## begin

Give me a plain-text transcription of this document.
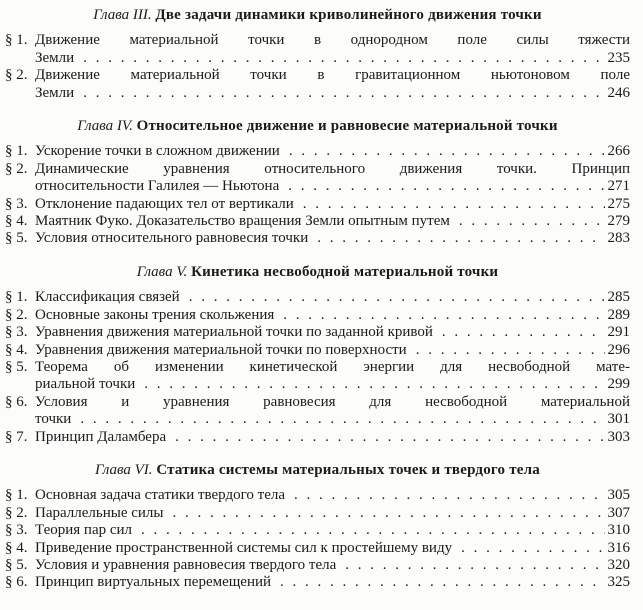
Глава III. Две задачи динамики криволинейного движения точки
§ 1. Движение материальной точки в однородном поле силы тяжести
Земли . . .	235
§ 2. Движение материальной точки в гравитационном ньютоновом поле
Земли . . .	246
Глава IV. Относительное движение и равновесие материальной точки
§ 1. Ускорение точки в сложном движении . . .	266
§ 2. Динамические уравнения относительного движения точки. Принцип
относительности Галилея — Ньютона . . .	271
§ 3. Отклонение падающих тел от вертикали . . .	275
§ 4. Маятник Фуко. Доказательство вращения Земли опытным путем . . .	279
§ 5. Условия относительного равновесия точки . . .	283
Глава V. Кинетика несвободной материальной точки
§ 1. Классификация связей . . .	285
§ 2. Основные законы трения скольжения . . .	289
§ 3. Уравнения движения материальной точки по заданной кривой . . .	291
§ 4. Уравнения движения материальной точки по поверхности . . .	296
§ 5. Теорема об изменении кинетической энергии для несвободной мате-
риальной точки . . .	299
§ 6. Условия и уравнения равновесия для несвободной материальной
точки . . .	301
§ 7. Принцип Даламбера . . .	303
Глава VI. Статика системы материальных точек и твердого тела
§ 1. Основная задача статики твердого тела . . .	305
§ 2. Параллельные силы . . .	307
§ 3. Теория пар сил . . .	310
§ 4. Приведение пространственной системы сил к простейшему виду . . .	316
§ 5. Условия и уравнения равновесия твердого тела . . .	320
§ 6. Принцип виртуальных перемещений . . .	325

## end

WHAT NEEDS TO BE DONE: Locate the lines above that hold the word "тела". Show every one of them.

TASK SOLUTION:
Глава VI. Статика системы материальных точек и твердого тела
§ 1. Основная задача статики твердого тела . . .	305
§ 5. Условия и уравнения равновесия твердого тела . . .	320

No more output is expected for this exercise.